Records to process:
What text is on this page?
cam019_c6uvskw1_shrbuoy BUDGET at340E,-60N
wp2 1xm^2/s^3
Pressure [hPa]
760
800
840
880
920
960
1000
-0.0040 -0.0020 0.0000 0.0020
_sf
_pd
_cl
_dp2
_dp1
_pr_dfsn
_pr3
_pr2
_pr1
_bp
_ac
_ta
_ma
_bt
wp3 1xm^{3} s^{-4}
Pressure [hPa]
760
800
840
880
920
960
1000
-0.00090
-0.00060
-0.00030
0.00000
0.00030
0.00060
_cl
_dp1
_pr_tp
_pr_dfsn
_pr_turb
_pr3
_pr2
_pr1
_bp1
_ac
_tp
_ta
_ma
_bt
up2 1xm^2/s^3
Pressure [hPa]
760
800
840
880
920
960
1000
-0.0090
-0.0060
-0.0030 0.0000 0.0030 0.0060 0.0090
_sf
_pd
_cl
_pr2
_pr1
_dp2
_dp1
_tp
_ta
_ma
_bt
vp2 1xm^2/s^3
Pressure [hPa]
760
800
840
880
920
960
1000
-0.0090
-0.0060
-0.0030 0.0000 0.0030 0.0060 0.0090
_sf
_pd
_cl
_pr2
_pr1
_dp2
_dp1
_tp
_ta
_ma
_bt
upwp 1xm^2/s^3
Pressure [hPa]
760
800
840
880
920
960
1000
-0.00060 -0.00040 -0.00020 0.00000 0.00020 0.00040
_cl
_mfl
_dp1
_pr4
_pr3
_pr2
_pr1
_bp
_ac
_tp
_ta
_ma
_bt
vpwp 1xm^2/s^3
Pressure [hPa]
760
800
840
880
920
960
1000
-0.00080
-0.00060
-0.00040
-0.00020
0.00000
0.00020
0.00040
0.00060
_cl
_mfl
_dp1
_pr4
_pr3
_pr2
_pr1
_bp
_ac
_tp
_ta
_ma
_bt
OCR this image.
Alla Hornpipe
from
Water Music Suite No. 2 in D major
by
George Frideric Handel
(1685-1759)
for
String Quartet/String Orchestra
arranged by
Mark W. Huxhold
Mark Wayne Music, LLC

Task instructions:
Find the lines above that contain the word "this" and collect them.

Written response:
What text is on this page?
OCR this image.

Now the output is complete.